TORONTO, Aug. 30, 2012 /PRNewswire/ – Dia Bras Exploration Inc. (TSXV: DIB) (BVL: DIB) (“Dia Bras”) (the “Company”) is pleased to announce the filing of its unaudited Financial Statements and Management Discussion and Analysis (“MD&A”) for the second quarter of 2012. All amounts are presented in Canadian dollars unless otherwise stated. For the full Financial Statements or MD&A please visit the Company’s website www.diabras.com or SEDAR at www.sedar.com
Daniel Tellechea, President and CEO of Dia Bras, commented: “Dia Bras achieved record operating cash flow in the second quarter of 2012 with substantial increases in adjusted net income as a result of the Corona acquisition and the production ramp up at Bolivar. These results combined with the closing of its recent equity financing have substantially strengthened the Company’s liquidity position. Dia Bras is well financed to complete its aggressive exploration and development plans in Peru and Mexico that will focus on consolidating mining operations and increasing reserves and resources at the Yauricocha mine in Peru, the Bolivar mine and Cusi property in Mexico.”
The following table sets out selected information for the quarter and first half ending June 30, 2012:
|Three months ended June 30||Six months ended June 30|
|(In thousands of dollars, unless stated)||2012||2011||2012||2011|
|Cash flow from continuing operations||18,182||13,746||25,399||12,109|
|Adjusted net income attributable to shareholders1||15,651||(7,802)||24,244||(7,802)|
|Non-cash charge on Corona acquisition||(19,625)||(4,037)||(38,110)||(4,037)|
|Net loss attributable to shareholders||(3,974)||(11,839)||(7,866)||(13,518)|
|Cash cost per oz of Ag (Yauricocha)||US$||(17.03)||–||US$||(21.70)||–|
|Cash cost per lb of Cu (Bolivar)||US$||0.52||US$||0.72||US$||0.96||US$||1.31|
|June 30,||December 31,|
|(In thousands of dollars, unless stated)||2012||2011|
|Cash and cash equivalents||$||93,654||$||20,156|
|1||Adjusted net income attributable to shareholders is defined as the net income shown in the financial statements plus non-cash depletion charge due to the acquisition of Corona.|
- Adjusted net income attributable to shareholders of $15.6 million or $0.11 per share for the second quarter of 2012 compared to an adjusted loss of $7.8 million ($0.07 per share) for the same period in 2011. Adjusted net income attributable to shareholders is defined as the net income shown in the financial statements plus non-cash depletion charge due to the acquisition of Corona ($24.2 million and $(7.8) million, for the first half of 2012 and 2011, respectively).

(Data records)
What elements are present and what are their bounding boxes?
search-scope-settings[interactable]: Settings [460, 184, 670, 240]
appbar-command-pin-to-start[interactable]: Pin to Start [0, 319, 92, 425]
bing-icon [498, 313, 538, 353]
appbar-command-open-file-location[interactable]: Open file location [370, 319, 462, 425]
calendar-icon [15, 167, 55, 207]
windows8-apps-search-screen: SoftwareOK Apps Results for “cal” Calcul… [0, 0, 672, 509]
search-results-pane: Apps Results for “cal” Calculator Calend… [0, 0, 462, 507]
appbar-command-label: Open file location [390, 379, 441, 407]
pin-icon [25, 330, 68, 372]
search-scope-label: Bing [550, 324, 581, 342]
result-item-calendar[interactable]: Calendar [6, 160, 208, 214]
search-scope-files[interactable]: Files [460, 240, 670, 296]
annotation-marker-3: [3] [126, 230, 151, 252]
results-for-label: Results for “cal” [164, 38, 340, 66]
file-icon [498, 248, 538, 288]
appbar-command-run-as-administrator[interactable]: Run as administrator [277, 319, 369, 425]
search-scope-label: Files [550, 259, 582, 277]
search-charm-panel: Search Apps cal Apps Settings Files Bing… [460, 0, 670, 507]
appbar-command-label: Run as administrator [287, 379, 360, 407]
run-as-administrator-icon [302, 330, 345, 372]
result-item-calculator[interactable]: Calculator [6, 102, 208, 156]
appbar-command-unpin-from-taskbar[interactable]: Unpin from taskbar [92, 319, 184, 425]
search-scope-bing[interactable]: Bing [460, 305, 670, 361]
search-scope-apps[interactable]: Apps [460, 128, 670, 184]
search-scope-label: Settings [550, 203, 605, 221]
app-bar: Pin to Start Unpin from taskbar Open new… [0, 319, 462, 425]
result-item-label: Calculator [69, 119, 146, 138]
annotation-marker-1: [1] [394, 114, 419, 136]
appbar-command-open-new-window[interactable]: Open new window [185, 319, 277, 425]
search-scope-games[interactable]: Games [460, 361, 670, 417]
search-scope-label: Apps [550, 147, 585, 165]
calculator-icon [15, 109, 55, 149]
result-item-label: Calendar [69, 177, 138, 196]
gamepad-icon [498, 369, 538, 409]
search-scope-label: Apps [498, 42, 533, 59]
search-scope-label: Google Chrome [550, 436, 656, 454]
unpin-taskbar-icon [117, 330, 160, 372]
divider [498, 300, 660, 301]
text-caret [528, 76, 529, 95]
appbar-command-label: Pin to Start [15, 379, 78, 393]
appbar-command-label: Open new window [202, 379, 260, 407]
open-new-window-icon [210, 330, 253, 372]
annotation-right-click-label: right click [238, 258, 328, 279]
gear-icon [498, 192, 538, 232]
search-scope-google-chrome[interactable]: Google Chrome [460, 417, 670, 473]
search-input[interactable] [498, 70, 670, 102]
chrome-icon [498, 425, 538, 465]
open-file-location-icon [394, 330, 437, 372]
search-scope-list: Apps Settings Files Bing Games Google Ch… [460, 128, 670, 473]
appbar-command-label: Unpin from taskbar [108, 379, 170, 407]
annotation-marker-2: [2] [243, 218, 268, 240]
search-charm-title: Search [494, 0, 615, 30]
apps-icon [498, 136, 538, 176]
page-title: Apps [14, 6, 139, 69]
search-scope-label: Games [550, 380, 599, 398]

WORK INSTRUCTION:
In the Dia Bras press release, list every line item in the table that compares the three and six months ended June 30. The material has no connection to the text.

OUTPUT BELOW:
- Cash flow from continuing operations
- Adjusted net income attributable to shareholders
- Non-cash charge on Corona acquisition
- Net loss attributable to shareholders
- Cash cost per oz of Ag (Yauricocha)
- Cash cost per lb of Cu (Bolivar)